## To do
Update the records from the line containing "- remove-item-link[interactable]: Remove: [177, 609, 212, 620]" through the line containing "- cart-item-details: A-Line Jacket", swapping "Indigo" for "Navy". Keep everything else in those lines the same.

Region and label listings
-------

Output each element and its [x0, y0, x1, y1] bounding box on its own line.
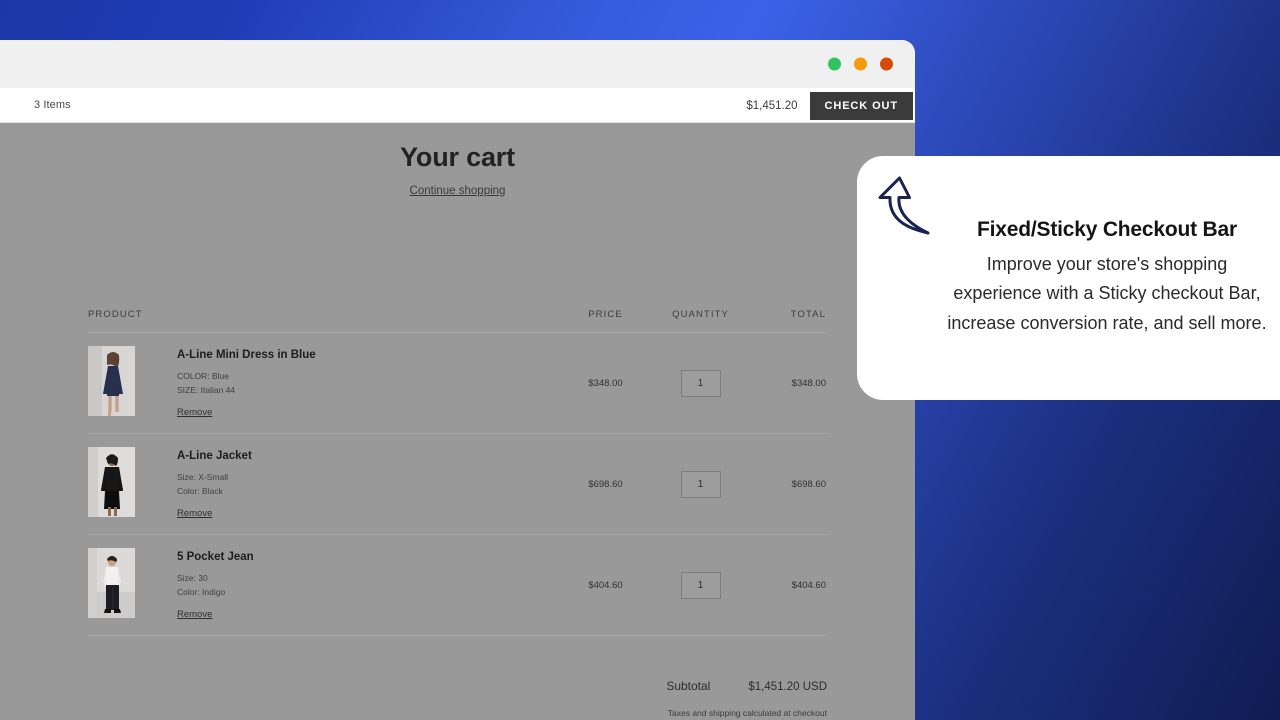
- remove-item-link[interactable]: Remove: [177, 609, 212, 620]
- product-option-color: Color: Indigo: [177, 586, 226, 597]
- quantity-input[interactable]: 1: [680, 369, 721, 397]
- product-option-size: Size: X-Small: [177, 472, 229, 483]
- cart-page: Your cart Continue shopping PRODUCT PRIC…: [0, 123, 915, 720]
- browser-title-bar: [0, 40, 915, 88]
- column-header-product: PRODUCT: [88, 309, 143, 320]
- column-header-quantity: QUANTITY: [672, 309, 729, 320]
- continue-shopping-link[interactable]: Continue shopping: [0, 185, 915, 197]
- product-thumbnail[interactable]: [88, 346, 135, 417]
- subtotal-label: Subtotal: [666, 679, 711, 693]
- column-header-total: TOTAL: [790, 309, 826, 320]
- sticky-bar-right-group: $1,451.20 CHECK OUT: [746, 88, 915, 123]
- product-option-size: Size: 30: [177, 573, 208, 584]
- sticky-checkout-bar: 3 Items $1,451.20 CHECK OUT: [0, 88, 915, 123]
- product-thumbnail[interactable]: [88, 548, 135, 619]
- maximize-dot[interactable]: [854, 57, 867, 71]
- product-option-color: Color: Black: [177, 485, 223, 496]
- product-title[interactable]: 5 Pocket Jean: [177, 551, 254, 563]
- cart-summary: Subtotal $1,451.20 USD Taxes and shippin…: [497, 679, 827, 720]
- table-row: A-Line Mini Dress in Blue COLOR: Blue SI…: [88, 332, 826, 433]
- curved-up-arrow-icon: [875, 172, 939, 249]
- cart-item-total: $698.60: [791, 478, 826, 490]
- remove-item-link[interactable]: Remove: [177, 407, 212, 418]
- quantity-input[interactable]: 1: [680, 571, 721, 599]
- product-title[interactable]: A-Line Mini Dress in Blue: [177, 349, 316, 361]
- cart-item-details: A-Line Jacket Size: X-Small Color: Black…: [177, 447, 252, 520]
- cart-item-quantity-cell: 1: [653, 470, 748, 498]
- callout-card: Fixed/Sticky Checkout Bar Improve your s…: [857, 156, 1280, 400]
- cart-item-product-cell: 5 Pocket Jean Size: 30 Color: Indigo Rem…: [88, 548, 558, 621]
- subtotal-value: $1,451.20 USD: [748, 681, 827, 693]
- cart-item-product-cell: A-Line Mini Dress in Blue COLOR: Blue SI…: [88, 346, 558, 419]
- remove-item-link[interactable]: Remove: [177, 508, 212, 519]
- page-title: Your cart: [400, 142, 515, 172]
- cart-item-product-cell: A-Line Jacket Size: X-Small Color: Black…: [88, 447, 558, 520]
- sticky-cart-total: $1,451.20: [746, 99, 798, 112]
- table-row: 5 Pocket Jean Size: 30 Color: Indigo Rem…: [88, 534, 826, 635]
- sticky-checkout-button[interactable]: CHECK OUT: [809, 91, 913, 120]
- product-option-size: SIZE: Italian 44: [177, 384, 236, 395]
- product-title[interactable]: A-Line Jacket: [177, 450, 252, 462]
- callout-text-group: Fixed/Sticky Checkout Bar Improve your s…: [943, 218, 1280, 338]
- browser-window: 3 Items $1,451.20 CHECK OUT Your cart Co…: [0, 40, 915, 720]
- cart-item-quantity-cell: 1: [653, 369, 748, 397]
- cart-item-total: $404.60: [791, 579, 826, 591]
- cart-table-header: PRODUCT PRICE QUANTITY TOTAL: [88, 309, 826, 332]
- table-row: A-Line Jacket Size: X-Small Color: Black…: [88, 433, 826, 534]
- cart-item-details: 5 Pocket Jean Size: 30 Color: Indigo Rem…: [177, 548, 254, 621]
- window-controls: [828, 57, 893, 71]
- cart-item-details: A-Line Mini Dress in Blue COLOR: Blue SI…: [177, 346, 316, 419]
- cart-item-quantity-cell: 1: [653, 571, 748, 599]
- callout-title: Fixed/Sticky Checkout Bar: [977, 218, 1237, 241]
- quantity-input[interactable]: 1: [680, 470, 721, 498]
- cart-item-price: $404.60: [588, 579, 623, 591]
- minimize-dot[interactable]: [828, 57, 841, 71]
- cart-table: PRODUCT PRICE QUANTITY TOTAL A-Line Mini…: [88, 309, 826, 636]
- cart-item-price: $348.00: [588, 377, 623, 389]
- product-option-color: COLOR: Blue: [177, 371, 229, 382]
- tax-shipping-note: Taxes and shipping calculated at checkou…: [667, 708, 827, 718]
- close-dot[interactable]: [880, 57, 893, 71]
- product-thumbnail[interactable]: [88, 447, 135, 518]
- sticky-items-count: 3 Items: [34, 99, 71, 111]
- cart-table-bottom-divider: [88, 635, 826, 636]
- cart-item-total: $348.00: [791, 377, 826, 389]
- subtotal-row: Subtotal $1,451.20 USD: [497, 679, 827, 693]
- column-header-price: PRICE: [588, 309, 623, 320]
- callout-body: Improve your store's shopping experience…: [947, 254, 1267, 333]
- cart-item-price: $698.60: [588, 478, 623, 490]
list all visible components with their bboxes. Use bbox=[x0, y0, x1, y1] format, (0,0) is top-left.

-------

## Result for this task
- remove-item-link[interactable]: Remove: [177, 609, 212, 620]
- product-option-color: Color: Navy: [177, 586, 226, 597]
- quantity-input[interactable]: 1: [680, 369, 721, 397]
- product-option-size: Size: X-Small: [177, 472, 229, 483]
- cart-page: Your cart Continue shopping PRODUCT PRIC…: [0, 123, 915, 720]
- browser-title-bar: [0, 40, 915, 88]
- column-header-product: PRODUCT: [88, 309, 143, 320]
- column-header-quantity: QUANTITY: [672, 309, 729, 320]
- continue-shopping-link[interactable]: Continue shopping: [0, 185, 915, 197]
- product-thumbnail[interactable]: [88, 346, 135, 417]
- subtotal-label: Subtotal: [666, 679, 711, 693]
- column-header-total: TOTAL: [790, 309, 826, 320]
- sticky-bar-right-group: $1,451.20 CHECK OUT: [746, 88, 915, 123]
- product-option-size: Size: 30: [177, 573, 208, 584]
- sticky-checkout-bar: 3 Items $1,451.20 CHECK OUT: [0, 88, 915, 123]
- product-thumbnail[interactable]: [88, 548, 135, 619]
- maximize-dot[interactable]: [854, 57, 867, 71]
- product-option-color: Color: Black: [177, 485, 223, 496]
- product-title[interactable]: 5 Pocket Jean: [177, 551, 254, 563]
- cart-summary: Subtotal $1,451.20 USD Taxes and shippin…: [497, 679, 827, 720]
- table-row: A-Line Mini Dress in Blue COLOR: Blue SI…: [88, 332, 826, 433]
- curved-up-arrow-icon: [875, 172, 939, 249]
- cart-item-total: $698.60: [791, 478, 826, 490]
- remove-item-link[interactable]: Remove: [177, 407, 212, 418]
- quantity-input[interactable]: 1: [680, 571, 721, 599]
- product-title[interactable]: A-Line Mini Dress in Blue: [177, 349, 316, 361]
- cart-item-details: A-Line Jacket Size: X-Small Color: Black…: [177, 447, 252, 520]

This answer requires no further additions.